• [Collection entries]
---+---

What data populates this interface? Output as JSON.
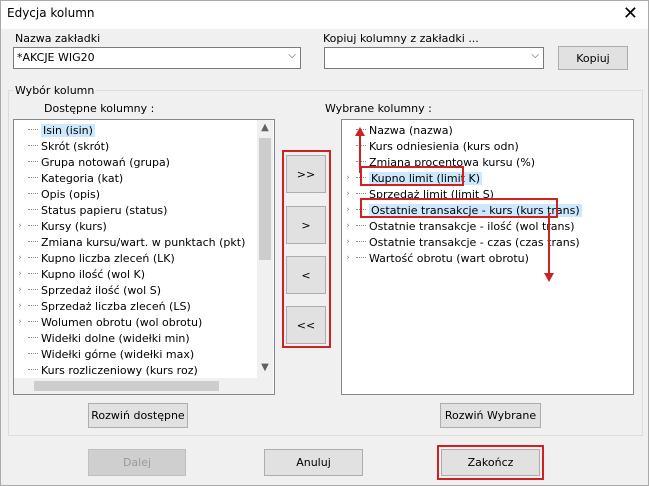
{
  "title": "Edycja kolumn",
  "tab_name": {
    "label": "Nazwa zakładki",
    "value": "*AKCJE WIG20"
  },
  "copy": {
    "label": "Kopiuj kolumny z zakładki ...",
    "value": "",
    "button": "Kopiuj"
  },
  "group_label": "Wybór kolumn",
  "available": {
    "label": "Dostępne kolumny :",
    "items": [
      {
        "text": "Isin (isin)",
        "expand": false,
        "selected": true
      },
      {
        "text": "Skrót (skrót)",
        "expand": false
      },
      {
        "text": "Grupa notowań (grupa)",
        "expand": false
      },
      {
        "text": "Kategoria (kat)",
        "expand": false
      },
      {
        "text": "Opis (opis)",
        "expand": false
      },
      {
        "text": "Status papieru (status)",
        "expand": false
      },
      {
        "text": "Kursy (kurs)",
        "expand": true
      },
      {
        "text": "Zmiana kursu/wart. w punktach (pkt)",
        "expand": false
      },
      {
        "text": "Kupno liczba zleceń (LK)",
        "expand": true
      },
      {
        "text": "Kupno ilość (wol K)",
        "expand": true
      },
      {
        "text": "Sprzedaż ilość (wol S)",
        "expand": true
      },
      {
        "text": "Sprzedaż liczba zleceń (LS)",
        "expand": true
      },
      {
        "text": "Wolumen obrotu (wol obrotu)",
        "expand": true
      },
      {
        "text": "Widełki dolne (widełki min)",
        "expand": false
      },
      {
        "text": "Widełki górne (widełki max)",
        "expand": false
      },
      {
        "text": "Kurs rozliczeniowy (kurs roz)",
        "expand": false
      }
    ],
    "expand_button": "Rozwiń dostępne"
  },
  "selected": {
    "label": "Wybrane kolumny :",
    "items": [
      {
        "text": "Nazwa (nazwa)",
        "expand": false
      },
      {
        "text": "Kurs odniesienia (kurs odn)",
        "expand": false
      },
      {
        "text": "Zmiana procentowa kursu (%)",
        "expand": false
      },
      {
        "text": "Kupno limit (limit K)",
        "expand": true,
        "selected": true
      },
      {
        "text": "Sprzedaż limit (limit S)",
        "expand": true
      },
      {
        "text": "Ostatnie transakcje - kurs (kurs trans)",
        "expand": true,
        "selected": true
      },
      {
        "text": "Ostatnie transakcje - ilość (wol trans)",
        "expand": true
      },
      {
        "text": "Ostatnie transakcje - czas (czas trans)",
        "expand": true
      },
      {
        "text": "Wartość obrotu (wart obrotu)",
        "expand": true
      }
    ],
    "expand_button": "Rozwiń Wybrane"
  },
  "move_buttons": {
    "add_all": ">>",
    "add": ">",
    "remove": "<",
    "remove_all": "<<"
  },
  "footer": {
    "next": "Dalej",
    "cancel": "Anuluj",
    "finish": "Zakończ"
  },
  "colors": {
    "highlight": "#cc2222",
    "selection": "#cce8ff"
  }
}
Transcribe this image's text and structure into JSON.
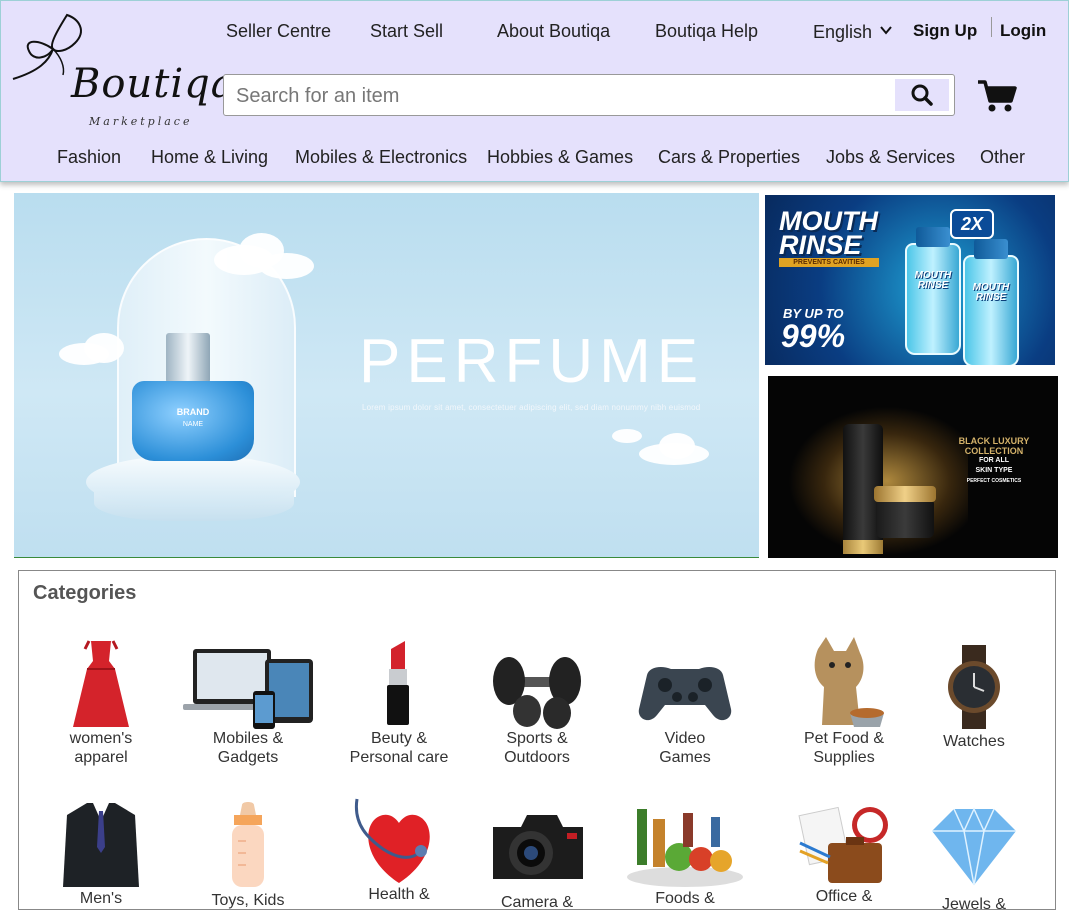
{
  "header": {
    "logo": {
      "name": "Boutiqa",
      "sub": "Marketplace"
    },
    "top_links": [
      "Seller Centre",
      "Start Sell",
      "About Boutiqa",
      "Boutiqa Help"
    ],
    "language": "English",
    "sign_up": "Sign Up",
    "login": "Login",
    "search": {
      "placeholder": "Search for an item"
    },
    "nav": [
      "Fashion",
      "Home & Living",
      "Mobiles & Electronics",
      "Hobbies & Games",
      "Cars & Properties",
      "Jobs & Services",
      "Other"
    ]
  },
  "banners": {
    "main": {
      "title": "PERFUME",
      "subtitle": "Lorem ipsum dolor sit amet, consectetuer adipiscing elit, sed diam nonummy nibh euismod",
      "bottle_brand": "BRAND",
      "bottle_name": "NAME"
    },
    "top_right": {
      "title_1": "MOUTH",
      "title_2": "RINSE",
      "strip": "PREVENTS CAVITIES",
      "multiplier": "2X",
      "by_up_to": "BY UP TO",
      "percent": "99%",
      "bottle_label": "MOUTH RINSE"
    },
    "bottom_right": {
      "line1": "BLACK LUXURY",
      "line2": "COLLECTION",
      "line3": "FOR ALL",
      "line4": "SKIN TYPE",
      "line5": "PERFECT COSMETICS"
    }
  },
  "categories": {
    "title": "Categories",
    "row1": [
      {
        "label1": "women's",
        "label2": "apparel",
        "icon": "dress-icon"
      },
      {
        "label1": "Mobiles &",
        "label2": "Gadgets",
        "icon": "devices-icon"
      },
      {
        "label1": "Beuty &",
        "label2": "Personal care",
        "icon": "lipstick-icon"
      },
      {
        "label1": "Sports &",
        "label2": "Outdoors",
        "icon": "dumbbell-icon"
      },
      {
        "label1": "Video",
        "label2": "Games",
        "icon": "gamepad-icon"
      },
      {
        "label1": "Pet Food &",
        "label2": "Supplies",
        "icon": "kitten-icon"
      },
      {
        "label1": "Watches",
        "label2": "",
        "icon": "watch-icon"
      }
    ],
    "row2": [
      {
        "label1": "Men's",
        "icon": "suit-icon"
      },
      {
        "label1": "Toys, Kids",
        "icon": "baby-bottle-icon"
      },
      {
        "label1": "Health &",
        "icon": "heart-stethoscope-icon"
      },
      {
        "label1": "Camera &",
        "icon": "camera-icon"
      },
      {
        "label1": "Foods &",
        "icon": "groceries-icon"
      },
      {
        "label1": "Office &",
        "icon": "office-icon"
      },
      {
        "label1": "Jewels &",
        "icon": "diamond-icon"
      }
    ]
  },
  "colors": {
    "header_bg": "#e5e1fc",
    "header_border": "#9dd0d6",
    "banner_sky": "#b9ddef"
  }
}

---+---

• [To be done]
Repeat the material above in full and exactly, apart from the pictures.

• [Answer to this problem]
What data populates this interface? Output as JSON.
{
  "title": "Edycja kolumn",
  "tab_name": {
    "label": "Nazwa zakładki",
    "value": "*AKCJE WIG20"
  },
  "copy": {
    "label": "Kopiuj kolumny z zakładki ...",
    "value": "",
    "button": "Kopiuj"
  },
  "group_label": "Wybór kolumn",
  "available": {
    "label": "Dostępne kolumny :",
    "items": [
      {
        "text": "Isin (isin)",
        "expand": false,
        "selected": true
      },
      {
        "text": "Skrót (skrót)",
        "expand": false
      },
      {
        "text": "Grupa notowań (grupa)",
        "expand": false
      },
      {
        "text": "Kategoria (kat)",
        "expand": false
      },
      {
        "text": "Opis (opis)",
        "expand": false
      },
      {
        "text": "Status papieru (status)",
        "expand": false
      },
      {
        "text": "Kursy (kurs)",
        "expand": true
      },
      {
        "text": "Zmiana kursu/wart. w punktach (pkt)",
        "expand": false
      },
      {
        "text": "Kupno liczba zleceń (LK)",
        "expand": true
      },
      {
        "text": "Kupno ilość (wol K)",
        "expand": true
      },
      {
        "text": "Sprzedaż ilość (wol S)",
        "expand": true
      },
      {
        "text": "Sprzedaż liczba zleceń (LS)",
        "expand": true
      },
      {
        "text": "Wolumen obrotu (wol obrotu)",
        "expand": true
      },
      {
        "text": "Widełki dolne (widełki min)",
        "expand": false
      },
      {
        "text": "Widełki górne (widełki max)",
        "expand": false
      },
      {
        "text": "Kurs rozliczeniowy (kurs roz)",
        "expand": false
      }
    ],
    "expand_button": "Rozwiń dostępne"
  },
  "selected": {
    "label": "Wybrane kolumny :",
    "items": [
      {
        "text": "Nazwa (nazwa)",
        "expand": false
      },
      {
        "text": "Kurs odniesienia (kurs odn)",
        "expand": false
      },
      {
        "text": "Zmiana procentowa kursu (%)",
        "expand": false
      },
      {
        "text": "Kupno limit (limit K)",
        "expand": true,
        "selected": true
      },
      {
        "text": "Sprzedaż limit (limit S)",
        "expand": true
      },
      {
        "text": "Ostatnie transakcje - kurs (kurs trans)",
        "expand": true,
        "selected": true
      },
      {
        "text": "Ostatnie transakcje - ilość (wol trans)",
        "expand": true
      },
      {
        "text": "Ostatnie transakcje - czas (czas trans)",
        "expand": true
      },
      {
        "text": "Wartość obrotu (wart obrotu)",
        "expand": true
      }
    ],
    "expand_button": "Rozwiń Wybrane"
  },
  "move_buttons": {
    "add_all": ">>",
    "add": ">",
    "remove": "<",
    "remove_all": "<<"
  },
  "footer": {
    "next": "Dalej",
    "cancel": "Anuluj",
    "finish": "Zakończ"
  },
  "colors": {
    "highlight": "#cc2222",
    "selection": "#cce8ff"
  }
}
Transcribe this image's text and structure into JSON.
{
  "header": {
    "logo": {
      "name": "Boutiqa",
      "sub": "Marketplace"
    },
    "top_links": [
      "Seller Centre",
      "Start Sell",
      "About Boutiqa",
      "Boutiqa Help"
    ],
    "language": "English",
    "sign_up": "Sign Up",
    "login": "Login",
    "search": {
      "placeholder": "Search for an item"
    },
    "nav": [
      "Fashion",
      "Home & Living",
      "Mobiles & Electronics",
      "Hobbies & Games",
      "Cars & Properties",
      "Jobs & Services",
      "Other"
    ]
  },
  "banners": {
    "main": {
      "title": "PERFUME",
      "subtitle": "Lorem ipsum dolor sit amet, consectetuer adipiscing elit, sed diam nonummy nibh euismod",
      "bottle_brand": "BRAND",
      "bottle_name": "NAME"
    },
    "top_right": {
      "title_1": "MOUTH",
      "title_2": "RINSE",
      "strip": "PREVENTS CAVITIES",
      "multiplier": "2X",
      "by_up_to": "BY UP TO",
      "percent": "99%",
      "bottle_label": "MOUTH RINSE"
    },
    "bottom_right": {
      "line1": "BLACK LUXURY",
      "line2": "COLLECTION",
      "line3": "FOR ALL",
      "line4": "SKIN TYPE",
      "line5": "PERFECT COSMETICS"
    }
  },
  "categories": {
    "title": "Categories",
    "row1": [
      {
        "label1": "women's",
        "label2": "apparel",
        "icon": "dress-icon"
      },
      {
        "label1": "Mobiles &",
        "label2": "Gadgets",
        "icon": "devices-icon"
      },
      {
        "label1": "Beuty &",
        "label2": "Personal care",
        "icon": "lipstick-icon"
      },
      {
        "label1": "Sports &",
        "label2": "Outdoors",
        "icon": "dumbbell-icon"
      },
      {
        "label1": "Video",
        "label2": "Games",
        "icon": "gamepad-icon"
      },
      {
        "label1": "Pet Food &",
        "label2": "Supplies",
        "icon": "kitten-icon"
      },
      {
        "label1": "Watches",
        "label2": "",
        "icon": "watch-icon"
      }
    ],
    "row2": [
      {
        "label1": "Men's",
        "icon": "suit-icon"
      },
      {
        "label1": "Toys, Kids",
        "icon": "baby-bottle-icon"
      },
      {
        "label1": "Health &",
        "icon": "heart-stethoscope-icon"
      },
      {
        "label1": "Camera &",
        "icon": "camera-icon"
      },
      {
        "label1": "Foods &",
        "icon": "groceries-icon"
      },
      {
        "label1": "Office &",
        "icon": "office-icon"
      },
      {
        "label1": "Jewels &",
        "icon": "diamond-icon"
      }
    ]
  },
  "colors": {
    "header_bg": "#e5e1fc",
    "header_border": "#9dd0d6",
    "banner_sky": "#b9ddef"
  }
}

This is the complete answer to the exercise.